"""

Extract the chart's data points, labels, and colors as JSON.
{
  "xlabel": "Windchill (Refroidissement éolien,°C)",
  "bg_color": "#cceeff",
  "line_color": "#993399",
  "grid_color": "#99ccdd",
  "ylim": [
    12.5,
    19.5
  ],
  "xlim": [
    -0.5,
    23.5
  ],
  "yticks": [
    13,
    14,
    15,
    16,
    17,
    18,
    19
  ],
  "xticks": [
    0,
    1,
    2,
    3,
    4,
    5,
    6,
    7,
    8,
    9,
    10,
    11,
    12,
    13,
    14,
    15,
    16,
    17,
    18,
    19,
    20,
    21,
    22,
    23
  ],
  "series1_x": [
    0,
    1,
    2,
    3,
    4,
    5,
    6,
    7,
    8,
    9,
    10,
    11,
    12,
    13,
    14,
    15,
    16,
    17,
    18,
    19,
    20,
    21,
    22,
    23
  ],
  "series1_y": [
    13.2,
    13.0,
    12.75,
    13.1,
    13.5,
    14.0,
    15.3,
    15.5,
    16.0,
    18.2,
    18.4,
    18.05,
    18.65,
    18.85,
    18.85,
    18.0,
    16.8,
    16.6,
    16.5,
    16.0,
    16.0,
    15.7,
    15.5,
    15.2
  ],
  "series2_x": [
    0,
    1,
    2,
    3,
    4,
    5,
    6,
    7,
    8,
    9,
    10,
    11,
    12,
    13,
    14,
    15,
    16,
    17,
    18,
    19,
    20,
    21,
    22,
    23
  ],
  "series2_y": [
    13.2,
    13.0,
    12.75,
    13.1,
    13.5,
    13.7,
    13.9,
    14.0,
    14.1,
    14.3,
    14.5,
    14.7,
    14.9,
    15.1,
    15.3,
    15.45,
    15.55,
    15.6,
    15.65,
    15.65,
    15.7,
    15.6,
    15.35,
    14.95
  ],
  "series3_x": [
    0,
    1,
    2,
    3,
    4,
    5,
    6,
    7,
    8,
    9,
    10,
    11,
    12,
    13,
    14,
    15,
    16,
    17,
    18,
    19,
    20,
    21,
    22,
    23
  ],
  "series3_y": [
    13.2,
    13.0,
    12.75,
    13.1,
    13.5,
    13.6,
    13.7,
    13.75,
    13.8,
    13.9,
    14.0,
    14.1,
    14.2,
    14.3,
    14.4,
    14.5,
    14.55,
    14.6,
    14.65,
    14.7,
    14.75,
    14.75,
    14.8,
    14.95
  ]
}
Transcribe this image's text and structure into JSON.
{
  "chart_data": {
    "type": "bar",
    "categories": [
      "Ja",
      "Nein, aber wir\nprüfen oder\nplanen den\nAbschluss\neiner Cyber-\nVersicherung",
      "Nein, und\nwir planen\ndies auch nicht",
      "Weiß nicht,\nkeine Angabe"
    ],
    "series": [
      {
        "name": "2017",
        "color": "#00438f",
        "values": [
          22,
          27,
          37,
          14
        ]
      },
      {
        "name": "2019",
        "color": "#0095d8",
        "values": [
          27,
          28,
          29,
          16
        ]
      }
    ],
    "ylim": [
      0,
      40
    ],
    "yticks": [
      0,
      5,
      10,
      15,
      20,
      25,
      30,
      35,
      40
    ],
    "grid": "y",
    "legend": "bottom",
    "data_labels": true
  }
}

"""

Your task is to extract all of the records exactly.

Extract the chart's data points, labels, and colors as JSON.
{
  "xlabel": "Windchill (Refroidissement éolien,°C)",
  "bg_color": "#cceeff",
  "line_color": "#993399",
  "grid_color": "#99ccdd",
  "ylim": [
    12.5,
    19.5
  ],
  "xlim": [
    -0.5,
    23.5
  ],
  "yticks": [
    13,
    14,
    15,
    16,
    17,
    18,
    19
  ],
  "xticks": [
    0,
    1,
    2,
    3,
    4,
    5,
    6,
    7,
    8,
    9,
    10,
    11,
    12,
    13,
    14,
    15,
    16,
    17,
    18,
    19,
    20,
    21,
    22,
    23
  ],
  "series1_x": [
    0,
    1,
    2,
    3,
    4,
    5,
    6,
    7,
    8,
    9,
    10,
    11,
    12,
    13,
    14,
    15,
    16,
    17,
    18,
    19,
    20,
    21,
    22,
    23
  ],
  "series1_y": [
    13.2,
    13.0,
    12.75,
    13.1,
    13.5,
    14.0,
    15.3,
    15.5,
    16.0,
    18.2,
    18.4,
    18.05,
    18.65,
    18.85,
    18.85,
    18.0,
    16.8,
    16.6,
    16.5,
    16.0,
    16.0,
    15.7,
    15.5,
    15.2
  ],
  "series2_x": [
    0,
    1,
    2,
    3,
    4,
    5,
    6,
    7,
    8,
    9,
    10,
    11,
    12,
    13,
    14,
    15,
    16,
    17,
    18,
    19,
    20,
    21,
    22,
    23
  ],
  "series2_y": [
    13.2,
    13.0,
    12.75,
    13.1,
    13.5,
    13.7,
    13.9,
    14.0,
    14.1,
    14.3,
    14.5,
    14.7,
    14.9,
    15.1,
    15.3,
    15.45,
    15.55,
    15.6,
    15.65,
    15.65,
    15.7,
    15.6,
    15.35,
    14.95
  ],
  "series3_x": [
    0,
    1,
    2,
    3,
    4,
    5,
    6,
    7,
    8,
    9,
    10,
    11,
    12,
    13,
    14,
    15,
    16,
    17,
    18,
    19,
    20,
    21,
    22,
    23
  ],
  "series3_y": [
    13.2,
    13.0,
    12.75,
    13.1,
    13.5,
    13.6,
    13.7,
    13.75,
    13.8,
    13.9,
    14.0,
    14.1,
    14.2,
    14.3,
    14.4,
    14.5,
    14.55,
    14.6,
    14.65,
    14.7,
    14.75,
    14.75,
    14.8,
    14.95
  ]
}
Transcribe this image's text and structure into JSON.
{
  "chart_data": {
    "type": "bar",
    "categories": [
      "Ja",
      "Nein, aber wir\nprüfen oder\nplanen den\nAbschluss\neiner Cyber-\nVersicherung",
      "Nein, und\nwir planen\ndies auch nicht",
      "Weiß nicht,\nkeine Angabe"
    ],
    "series": [
      {
        "name": "2017",
        "color": "#00438f",
        "values": [
          22,
          27,
          37,
          14
        ]
      },
      {
        "name": "2019",
        "color": "#0095d8",
        "values": [
          27,
          28,
          29,
          16
        ]
      }
    ],
    "ylim": [
      0,
      40
    ],
    "yticks": [
      0,
      5,
      10,
      15,
      20,
      25,
      30,
      35,
      40
    ],
    "grid": "y",
    "legend": "bottom",
    "data_labels": true
  }
}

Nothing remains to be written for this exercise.